Brief:
Look through the records below, and copy out every line that holds the string "流程需要处理".

>>>>>

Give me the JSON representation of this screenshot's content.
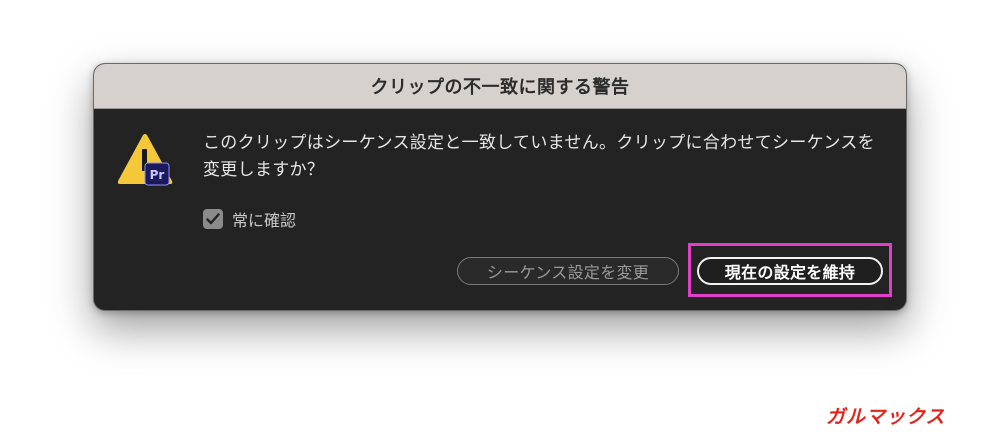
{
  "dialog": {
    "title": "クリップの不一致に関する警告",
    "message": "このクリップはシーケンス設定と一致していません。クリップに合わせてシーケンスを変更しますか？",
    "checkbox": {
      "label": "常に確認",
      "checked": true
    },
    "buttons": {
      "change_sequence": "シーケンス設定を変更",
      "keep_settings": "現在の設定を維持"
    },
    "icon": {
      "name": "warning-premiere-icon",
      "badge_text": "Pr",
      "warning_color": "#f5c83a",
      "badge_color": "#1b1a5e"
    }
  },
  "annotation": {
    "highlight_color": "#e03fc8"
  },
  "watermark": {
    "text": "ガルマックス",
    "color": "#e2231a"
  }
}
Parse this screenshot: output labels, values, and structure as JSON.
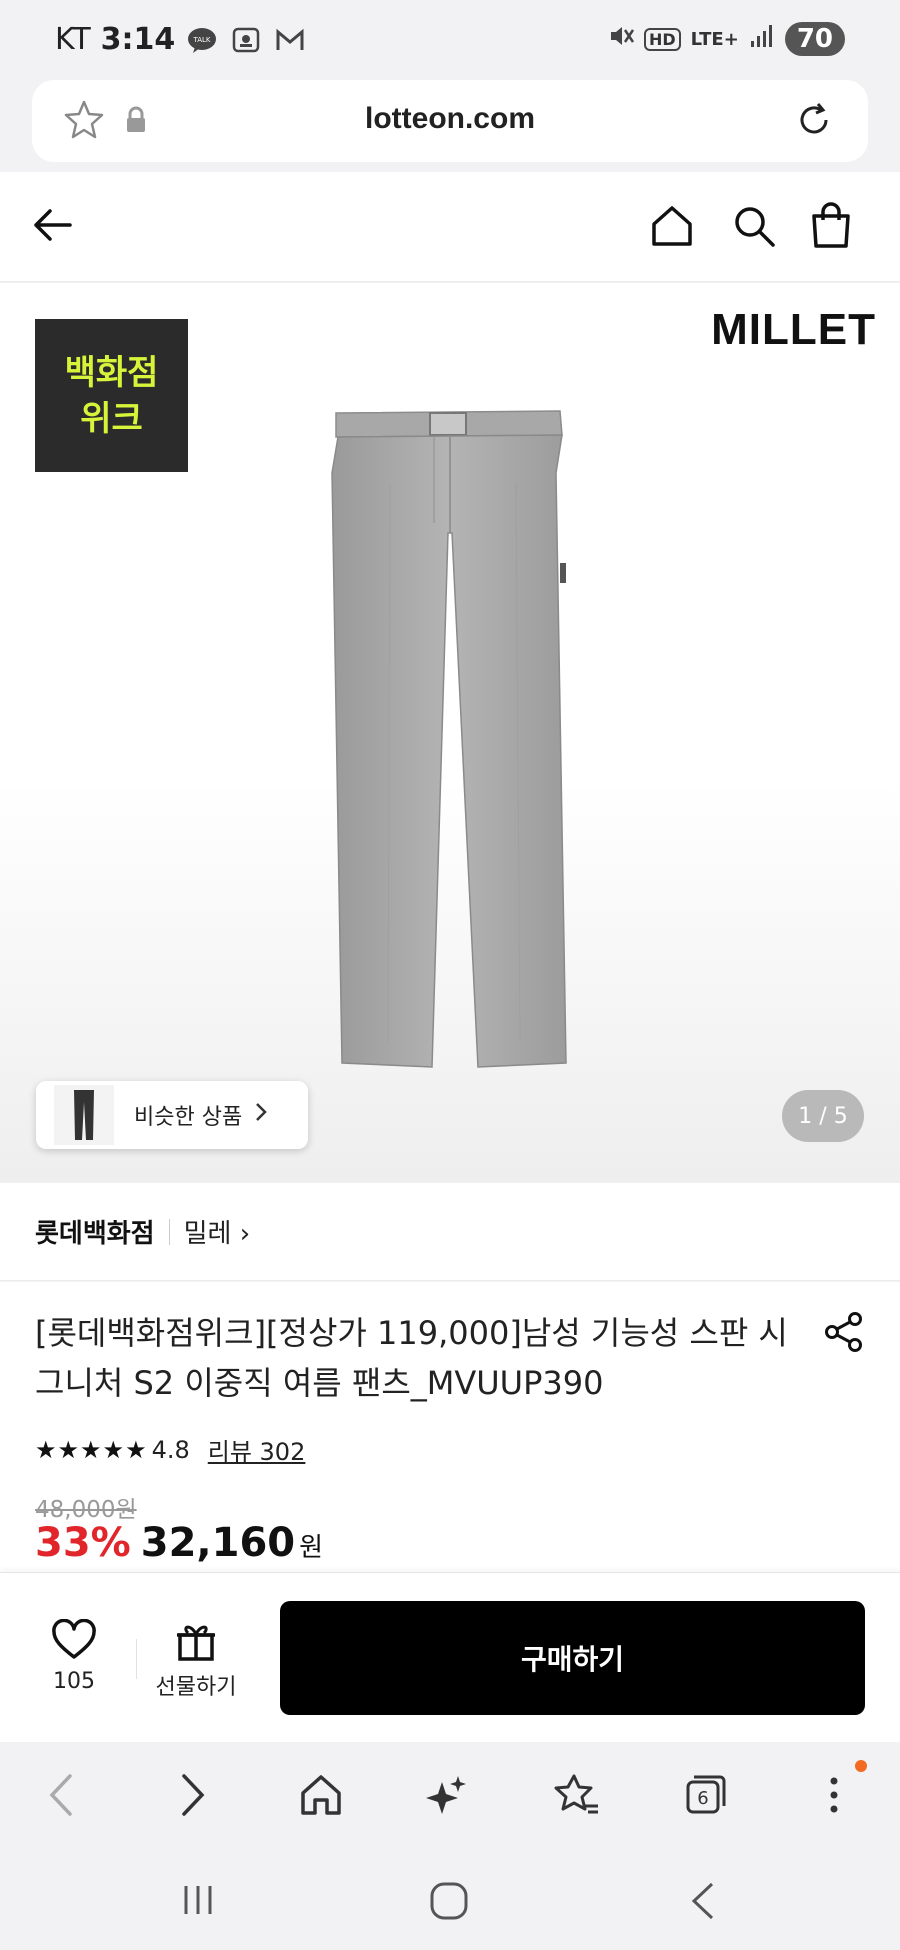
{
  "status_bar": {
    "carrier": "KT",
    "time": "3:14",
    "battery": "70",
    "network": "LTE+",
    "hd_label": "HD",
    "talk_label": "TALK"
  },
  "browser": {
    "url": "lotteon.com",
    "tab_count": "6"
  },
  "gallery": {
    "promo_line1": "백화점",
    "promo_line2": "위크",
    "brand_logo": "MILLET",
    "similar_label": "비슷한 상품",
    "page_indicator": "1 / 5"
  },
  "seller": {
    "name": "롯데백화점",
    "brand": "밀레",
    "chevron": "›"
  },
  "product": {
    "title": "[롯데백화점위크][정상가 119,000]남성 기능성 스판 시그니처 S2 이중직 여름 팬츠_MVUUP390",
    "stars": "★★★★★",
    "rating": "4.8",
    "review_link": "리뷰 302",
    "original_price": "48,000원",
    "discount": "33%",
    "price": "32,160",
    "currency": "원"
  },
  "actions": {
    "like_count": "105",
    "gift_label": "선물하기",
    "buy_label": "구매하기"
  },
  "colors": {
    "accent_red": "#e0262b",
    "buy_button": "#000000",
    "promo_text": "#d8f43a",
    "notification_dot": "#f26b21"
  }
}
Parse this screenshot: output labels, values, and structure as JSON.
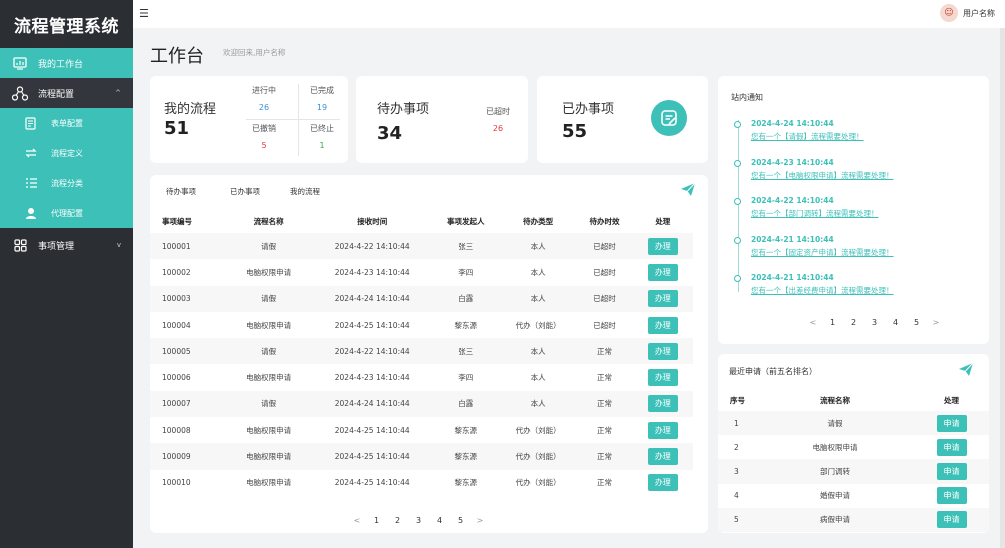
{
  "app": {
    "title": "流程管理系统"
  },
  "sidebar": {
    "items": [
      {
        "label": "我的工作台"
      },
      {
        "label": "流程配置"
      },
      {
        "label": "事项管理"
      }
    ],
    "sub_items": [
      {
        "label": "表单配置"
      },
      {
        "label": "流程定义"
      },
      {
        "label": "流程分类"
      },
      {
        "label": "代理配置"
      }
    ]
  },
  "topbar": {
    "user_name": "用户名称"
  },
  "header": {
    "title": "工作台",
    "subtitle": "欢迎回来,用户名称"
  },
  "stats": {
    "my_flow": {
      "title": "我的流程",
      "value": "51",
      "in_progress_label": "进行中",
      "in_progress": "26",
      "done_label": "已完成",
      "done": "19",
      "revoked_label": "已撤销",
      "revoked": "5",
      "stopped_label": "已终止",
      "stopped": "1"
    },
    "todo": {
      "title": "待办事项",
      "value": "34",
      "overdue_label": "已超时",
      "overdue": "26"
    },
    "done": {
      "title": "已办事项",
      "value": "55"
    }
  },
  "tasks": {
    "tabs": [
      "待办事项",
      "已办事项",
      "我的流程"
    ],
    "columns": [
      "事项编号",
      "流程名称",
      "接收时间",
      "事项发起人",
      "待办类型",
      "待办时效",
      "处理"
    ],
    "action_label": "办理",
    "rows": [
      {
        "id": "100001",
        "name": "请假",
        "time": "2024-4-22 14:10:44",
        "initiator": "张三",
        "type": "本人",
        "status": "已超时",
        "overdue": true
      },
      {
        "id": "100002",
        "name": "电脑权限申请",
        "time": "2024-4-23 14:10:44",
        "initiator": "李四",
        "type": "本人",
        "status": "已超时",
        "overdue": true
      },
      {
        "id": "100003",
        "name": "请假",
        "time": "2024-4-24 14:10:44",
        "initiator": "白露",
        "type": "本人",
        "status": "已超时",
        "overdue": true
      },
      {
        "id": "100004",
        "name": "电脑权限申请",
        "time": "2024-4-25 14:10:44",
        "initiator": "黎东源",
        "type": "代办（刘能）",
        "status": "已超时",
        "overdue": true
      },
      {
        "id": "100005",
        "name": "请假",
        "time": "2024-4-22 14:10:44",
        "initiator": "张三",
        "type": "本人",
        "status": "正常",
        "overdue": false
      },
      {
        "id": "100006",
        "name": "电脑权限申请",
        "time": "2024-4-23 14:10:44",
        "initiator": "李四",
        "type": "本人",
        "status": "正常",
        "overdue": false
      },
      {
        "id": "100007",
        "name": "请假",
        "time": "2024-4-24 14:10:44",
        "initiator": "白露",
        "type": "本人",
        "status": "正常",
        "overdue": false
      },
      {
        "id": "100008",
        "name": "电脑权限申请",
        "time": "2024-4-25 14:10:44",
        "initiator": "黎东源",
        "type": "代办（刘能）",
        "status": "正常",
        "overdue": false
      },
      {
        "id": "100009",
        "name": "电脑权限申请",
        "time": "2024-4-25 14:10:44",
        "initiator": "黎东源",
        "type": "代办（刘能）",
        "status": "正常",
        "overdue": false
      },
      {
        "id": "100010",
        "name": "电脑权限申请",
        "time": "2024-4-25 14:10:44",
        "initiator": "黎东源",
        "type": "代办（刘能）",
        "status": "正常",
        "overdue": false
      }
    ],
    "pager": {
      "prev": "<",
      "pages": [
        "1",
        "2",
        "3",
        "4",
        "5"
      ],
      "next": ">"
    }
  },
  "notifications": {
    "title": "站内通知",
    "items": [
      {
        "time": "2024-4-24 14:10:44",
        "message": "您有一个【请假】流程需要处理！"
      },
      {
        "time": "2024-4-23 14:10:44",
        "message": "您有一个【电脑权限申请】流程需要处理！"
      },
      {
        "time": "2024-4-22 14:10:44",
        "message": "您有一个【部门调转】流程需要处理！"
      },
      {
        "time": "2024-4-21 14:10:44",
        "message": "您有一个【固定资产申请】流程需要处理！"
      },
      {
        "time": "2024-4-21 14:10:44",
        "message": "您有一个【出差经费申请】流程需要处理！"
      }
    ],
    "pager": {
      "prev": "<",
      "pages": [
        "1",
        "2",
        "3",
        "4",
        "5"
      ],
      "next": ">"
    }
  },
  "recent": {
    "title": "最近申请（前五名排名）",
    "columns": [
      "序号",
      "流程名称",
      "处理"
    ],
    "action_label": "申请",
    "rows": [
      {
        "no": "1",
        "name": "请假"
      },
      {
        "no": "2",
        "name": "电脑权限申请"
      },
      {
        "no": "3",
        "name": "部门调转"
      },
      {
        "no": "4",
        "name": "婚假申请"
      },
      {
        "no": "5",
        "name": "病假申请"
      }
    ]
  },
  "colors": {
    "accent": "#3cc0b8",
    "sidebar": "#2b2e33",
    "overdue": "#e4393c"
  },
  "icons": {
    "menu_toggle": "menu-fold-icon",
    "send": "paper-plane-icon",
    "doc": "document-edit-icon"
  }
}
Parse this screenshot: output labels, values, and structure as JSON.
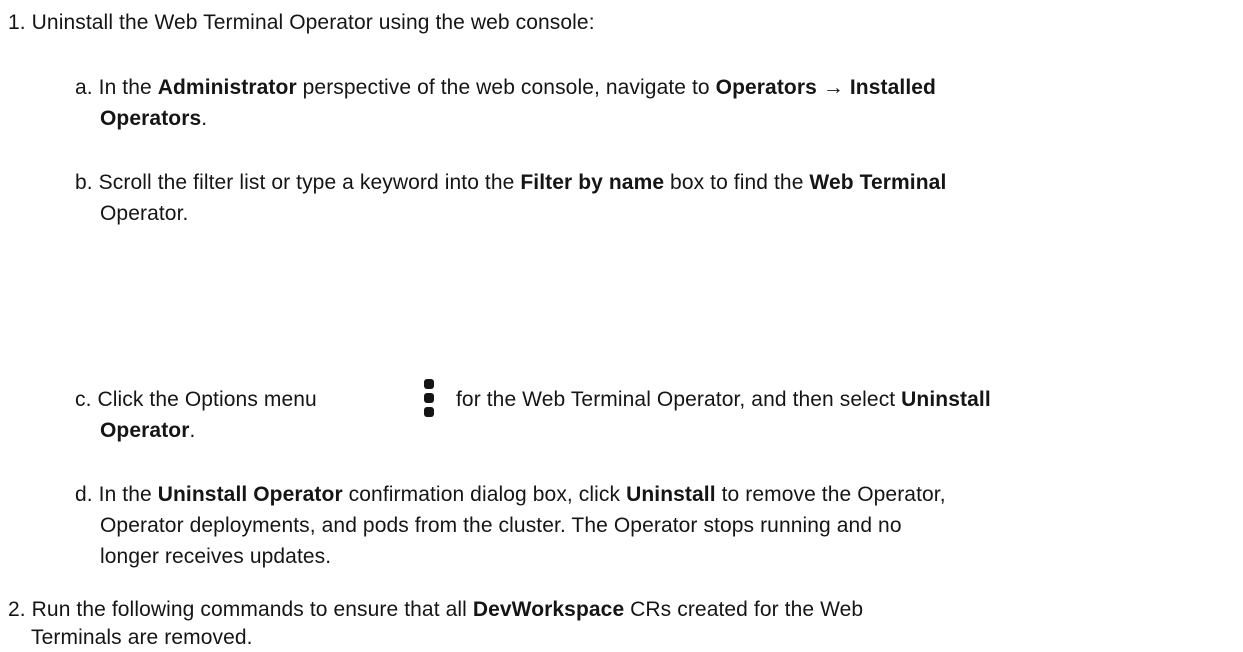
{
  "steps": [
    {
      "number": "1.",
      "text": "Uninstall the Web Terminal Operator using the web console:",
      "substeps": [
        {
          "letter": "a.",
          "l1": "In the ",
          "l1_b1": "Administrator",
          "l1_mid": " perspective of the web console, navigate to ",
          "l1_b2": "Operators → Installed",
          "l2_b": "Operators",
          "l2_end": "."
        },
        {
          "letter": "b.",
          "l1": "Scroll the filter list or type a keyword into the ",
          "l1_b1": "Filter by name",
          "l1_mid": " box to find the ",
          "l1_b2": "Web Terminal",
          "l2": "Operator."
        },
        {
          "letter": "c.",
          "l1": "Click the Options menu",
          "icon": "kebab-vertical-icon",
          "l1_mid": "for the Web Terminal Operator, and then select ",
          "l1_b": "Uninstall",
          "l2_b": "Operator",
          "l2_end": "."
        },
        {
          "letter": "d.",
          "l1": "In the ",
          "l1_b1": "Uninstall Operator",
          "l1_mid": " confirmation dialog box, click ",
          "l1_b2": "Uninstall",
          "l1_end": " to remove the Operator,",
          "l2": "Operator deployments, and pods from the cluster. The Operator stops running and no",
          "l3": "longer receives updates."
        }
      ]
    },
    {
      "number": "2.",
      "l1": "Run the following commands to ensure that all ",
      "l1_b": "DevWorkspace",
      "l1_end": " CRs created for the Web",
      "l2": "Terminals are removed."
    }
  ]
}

<<<<<

The response:
        "message": "您有一个【请假】流程需要处理！"
        "message": "您有一个【电脑权限申请】流程需要处理！"
        "message": "您有一个【部门调转】流程需要处理！"
        "message": "您有一个【固定资产申请】流程需要处理！"
        "message": "您有一个【出差经费申请】流程需要处理！"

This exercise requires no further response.